### Texto dado

○ ○ ○ ○ ○ ○ ○

El personaje de la novela, Alfonso Pereira, no deja de ser el prototipo del terrateniente ladino, quien vive de los bajos ingresos procedentes de su hacienda, donde trabajan sus pongos marcados por el sello de la miseria. Pereira es un individuo acostumbrado a vivir de las apariencias y bajo el yugo de la doble moral.

Cierto día, al enterarse de que su hija, desvirgada por un cholo sinvergüenza y criminal, pone en peligro el honor de la familia, decide retirarse a su hacienda con el propósito de huir de la chismografía de amigos y enemigos; pero, poco antes de ponerse en marcha, consigue dinero por intermedio de un deudo, quien le hace firmar un contrato con una compañía extranjera interesada en explotar la madera y el petróleo en Cuchitambo.

Éste es el argumento del que se vale Icaza para denunciar la ambición y el entreguismo del terrateniente, convertido en instrumento de la penetración y el saqueo imperialista en la región petrolera de la Cordillera Oriental. Cabe suponer que el desarrollo de la empresa implicaba, además de desalojar a los pongos de sus parcelas, explotar su fuerza de trabajo para abrir caminos en la zona occidental, donde varios indios mueren por la falta de alimentos y seguridad laboral.

Al terrateniente no le interesa la vida de los pongos, sino el afán de hacerse rico, una vez que cumpla su compromiso con Mr. Chapy, que era un gringo de esos que mueven el mundo con un dedo, ya que formaba parte de una clase social cuyo mérito fue arrastrar con sabiduría y maestría el carro de la civilización, al menos, en opinión de la incipiente burguesía nacional.

○ ○ ○ ○ ○ ○ ○

### Entradas
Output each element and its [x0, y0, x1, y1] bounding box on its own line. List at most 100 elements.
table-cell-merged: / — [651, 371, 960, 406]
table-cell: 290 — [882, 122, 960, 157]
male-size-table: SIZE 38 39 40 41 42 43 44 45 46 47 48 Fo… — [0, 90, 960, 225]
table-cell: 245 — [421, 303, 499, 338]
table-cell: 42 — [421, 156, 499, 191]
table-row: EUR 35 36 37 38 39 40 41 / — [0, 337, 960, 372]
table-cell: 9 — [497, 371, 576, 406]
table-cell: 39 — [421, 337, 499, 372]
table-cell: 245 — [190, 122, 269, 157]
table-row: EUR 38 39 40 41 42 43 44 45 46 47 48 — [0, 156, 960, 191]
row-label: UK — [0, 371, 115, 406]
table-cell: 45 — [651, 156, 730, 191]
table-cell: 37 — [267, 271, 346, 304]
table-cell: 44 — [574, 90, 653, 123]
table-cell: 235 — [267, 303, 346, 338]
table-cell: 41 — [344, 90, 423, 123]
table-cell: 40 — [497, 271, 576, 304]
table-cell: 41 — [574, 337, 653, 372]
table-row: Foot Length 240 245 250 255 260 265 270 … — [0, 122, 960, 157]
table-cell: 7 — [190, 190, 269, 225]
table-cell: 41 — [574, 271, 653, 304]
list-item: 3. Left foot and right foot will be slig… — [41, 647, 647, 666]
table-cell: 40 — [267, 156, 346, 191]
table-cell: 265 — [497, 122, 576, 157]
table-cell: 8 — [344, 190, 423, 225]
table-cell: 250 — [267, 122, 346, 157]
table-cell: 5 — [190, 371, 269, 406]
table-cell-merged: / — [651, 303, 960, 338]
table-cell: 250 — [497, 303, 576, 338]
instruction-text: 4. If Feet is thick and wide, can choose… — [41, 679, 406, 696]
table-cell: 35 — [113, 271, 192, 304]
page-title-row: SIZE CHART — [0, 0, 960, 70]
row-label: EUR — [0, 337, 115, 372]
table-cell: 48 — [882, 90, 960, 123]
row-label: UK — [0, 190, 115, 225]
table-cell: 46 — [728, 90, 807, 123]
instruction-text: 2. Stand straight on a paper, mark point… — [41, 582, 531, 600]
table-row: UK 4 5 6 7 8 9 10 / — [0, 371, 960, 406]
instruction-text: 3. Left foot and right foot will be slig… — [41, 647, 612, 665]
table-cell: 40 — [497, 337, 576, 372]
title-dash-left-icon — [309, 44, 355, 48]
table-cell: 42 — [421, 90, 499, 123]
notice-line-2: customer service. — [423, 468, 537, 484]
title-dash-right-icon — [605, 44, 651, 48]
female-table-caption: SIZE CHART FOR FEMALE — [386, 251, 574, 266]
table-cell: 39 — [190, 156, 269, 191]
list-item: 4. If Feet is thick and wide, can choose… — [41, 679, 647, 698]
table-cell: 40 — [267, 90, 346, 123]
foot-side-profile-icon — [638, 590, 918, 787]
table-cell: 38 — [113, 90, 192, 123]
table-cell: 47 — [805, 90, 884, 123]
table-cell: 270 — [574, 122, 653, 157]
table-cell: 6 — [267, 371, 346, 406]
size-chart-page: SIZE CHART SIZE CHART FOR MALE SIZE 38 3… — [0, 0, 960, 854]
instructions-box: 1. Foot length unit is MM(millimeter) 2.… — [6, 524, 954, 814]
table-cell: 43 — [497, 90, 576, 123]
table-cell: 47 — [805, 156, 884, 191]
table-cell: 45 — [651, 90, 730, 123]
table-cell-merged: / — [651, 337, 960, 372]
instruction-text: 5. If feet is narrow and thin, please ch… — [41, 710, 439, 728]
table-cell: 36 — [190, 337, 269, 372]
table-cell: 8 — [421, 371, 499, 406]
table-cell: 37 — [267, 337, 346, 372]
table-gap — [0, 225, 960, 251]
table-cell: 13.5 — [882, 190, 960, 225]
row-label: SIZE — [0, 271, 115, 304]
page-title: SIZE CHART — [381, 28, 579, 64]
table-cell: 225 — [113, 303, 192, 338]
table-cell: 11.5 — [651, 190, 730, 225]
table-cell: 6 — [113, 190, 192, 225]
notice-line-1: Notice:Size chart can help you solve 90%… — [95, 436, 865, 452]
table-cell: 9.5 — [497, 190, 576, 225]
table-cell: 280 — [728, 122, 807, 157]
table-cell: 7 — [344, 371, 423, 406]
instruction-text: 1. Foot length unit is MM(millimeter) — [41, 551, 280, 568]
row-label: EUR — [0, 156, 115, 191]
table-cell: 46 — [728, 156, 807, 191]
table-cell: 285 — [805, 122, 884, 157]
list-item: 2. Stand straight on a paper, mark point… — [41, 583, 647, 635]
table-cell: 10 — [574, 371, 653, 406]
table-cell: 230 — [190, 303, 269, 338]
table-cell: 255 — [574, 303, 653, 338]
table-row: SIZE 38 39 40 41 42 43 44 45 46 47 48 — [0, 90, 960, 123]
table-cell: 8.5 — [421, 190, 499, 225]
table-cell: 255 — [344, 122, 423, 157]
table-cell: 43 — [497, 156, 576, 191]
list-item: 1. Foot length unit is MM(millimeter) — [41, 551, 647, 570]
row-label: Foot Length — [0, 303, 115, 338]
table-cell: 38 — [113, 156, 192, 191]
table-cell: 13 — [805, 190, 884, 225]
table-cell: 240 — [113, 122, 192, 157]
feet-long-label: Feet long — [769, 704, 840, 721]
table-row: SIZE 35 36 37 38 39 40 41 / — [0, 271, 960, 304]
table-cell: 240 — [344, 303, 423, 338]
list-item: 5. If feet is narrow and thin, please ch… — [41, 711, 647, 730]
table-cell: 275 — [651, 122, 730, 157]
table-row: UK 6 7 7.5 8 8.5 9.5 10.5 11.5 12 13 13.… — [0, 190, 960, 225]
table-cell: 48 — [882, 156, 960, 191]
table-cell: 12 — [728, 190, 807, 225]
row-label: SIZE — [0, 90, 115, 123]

○ ○ ○ ○ ○ ○ ○

### Cómo resolverla
Traduce al inglés esta oración del texto sobre la novela de Icaza: «Pereira es un individuo acostumbrado a vivir de las apariencias y bajo el yugo de la doble moral.»

### Respuesta esperada
Pereira is a man accustomed to living on appearances and under the yoke of double standards.